### Work instructions
Reproduce all the lines exactly as they stand, apart from the pictures.

### Given entries
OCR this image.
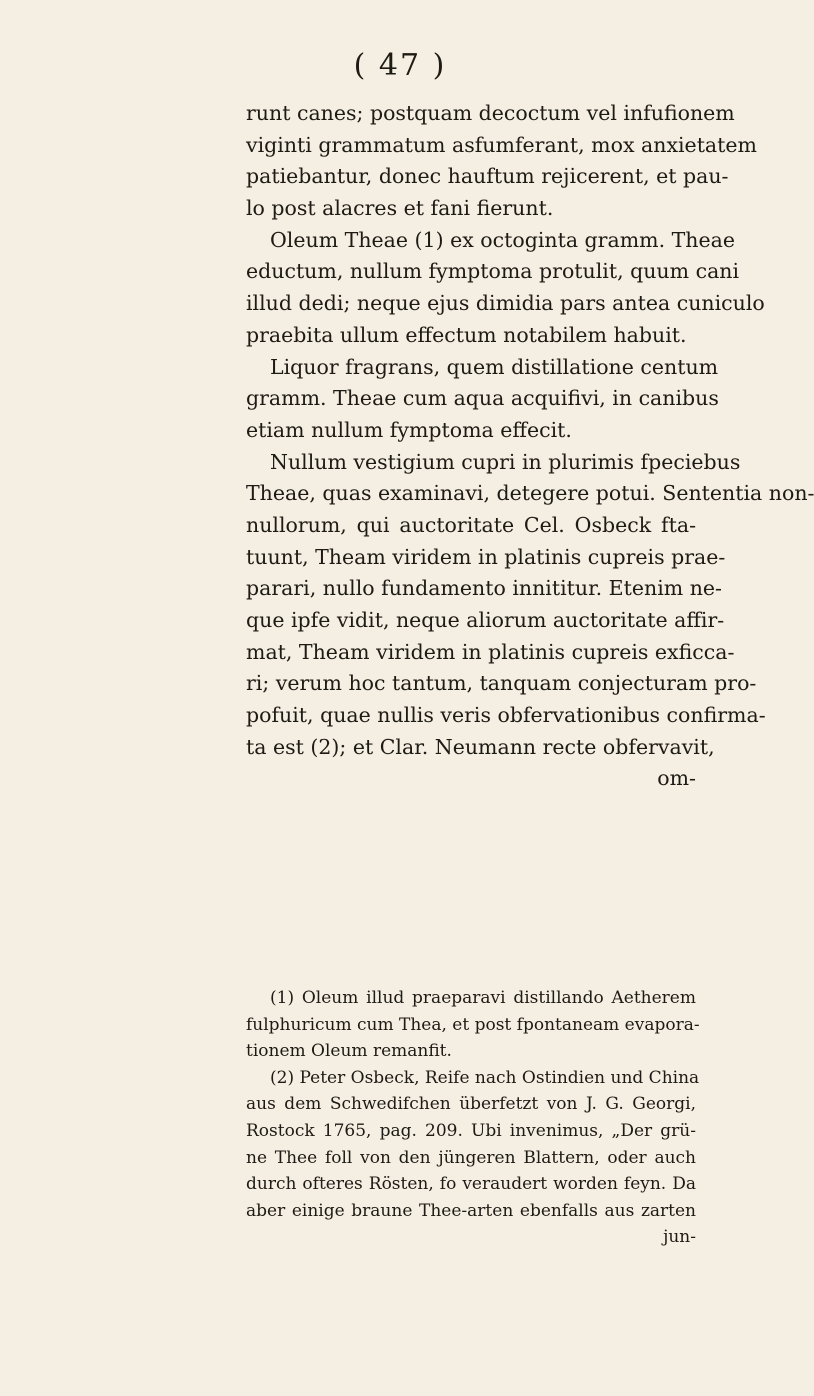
( 47 )
runt canes; postquam decoctum vel infufionem
viginti grammatum asfumferant, mox anxietatem
patiebantur, donec hauftum rejicerent, et pau-
lo post alacres et fani fierunt.
Oleum Theae (1) ex octoginta gramm. Theae
eductum, nullum fymptoma protulit, quum cani
illud dedi; neque ejus dimidia pars antea cuniculo
praebita ullum effectum notabilem habuit.
Liquor fragrans, quem distillatione centum
gramm. Theae cum aqua acquifivi, in canibus
etiam nullum fymptoma effecit.
Nullum vestigium cupri in plurimis fpeciebus
Theae, quas examinavi, detegere potui. Sententia non-
nullorum, qui auctoritate Cel. Osbeck fta-
tuunt, Theam viridem in platinis cupreis prae-
parari, nullo fundamento innititur. Etenim ne-
que ipfe vidit, neque aliorum auctoritate affir-
mat, Theam viridem in platinis cupreis exficca-
ri; verum hoc tantum, tanquam conjecturam pro-
pofuit, quae nullis veris obfervationibus confirma-
ta est (2); et Clar. Neumann recte obfervavit,
om-
(1) Oleum illud praeparavi distillando Aetherem
fulphuricum cum Thea, et post fpontaneam evapora-
tionem Oleum remanfit.
(2) Peter Osbeck, Reife nach Ostindien und China
aus dem Schwedifchen überfetzt von J. G. Georgi,
Rostock 1765, pag. 209. Ubi invenimus, „Der grü-
ne Thee foll von den jüngeren Blattern, oder auch
durch ofteres Rösten, fo veraudert worden feyn. Da
aber einige braune Thee-arten ebenfalls aus zarten
jun-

### Result of the exercise
OCR this image.
( 47 )
runt canes; postquam decoctum vel infufionem
viginti grammatum asfumferant, mox anxietatem
patiebantur, donec hauftum rejicerent, et pau-
lo post alacres et fani fierunt.
Oleum Theae (1) ex octoginta gramm. Theae
eductum, nullum fymptoma protulit, quum cani
illud dedi; neque ejus dimidia pars antea cuniculo
praebita ullum effectum notabilem habuit.
Liquor fragrans, quem distillatione centum
gramm. Theae cum aqua acquifivi, in canibus
etiam nullum fymptoma effecit.
Nullum vestigium cupri in plurimis fpeciebus
Theae, quas examinavi, detegere potui. Sententia non-
nullorum, qui auctoritate Cel. Osbeck fta-
tuunt, Theam viridem in platinis cupreis prae-
parari, nullo fundamento innititur. Etenim ne-
que ipfe vidit, neque aliorum auctoritate affir-
mat, Theam viridem in platinis cupreis exficca-
ri; verum hoc tantum, tanquam conjecturam pro-
pofuit, quae nullis veris obfervationibus confirma-
ta est (2); et Clar. Neumann recte obfervavit,
om-
(1) Oleum illud praeparavi distillando Aetherem
fulphuricum cum Thea, et post fpontaneam evapora-
tionem Oleum remanfit.
(2) Peter Osbeck, Reife nach Ostindien und China
aus dem Schwedifchen überfetzt von J. G. Georgi,
Rostock 1765, pag. 209. Ubi invenimus, „Der grü-
ne Thee foll von den jüngeren Blattern, oder auch
durch ofteres Rösten, fo veraudert worden feyn. Da
aber einige braune Thee-arten ebenfalls aus zarten
jun-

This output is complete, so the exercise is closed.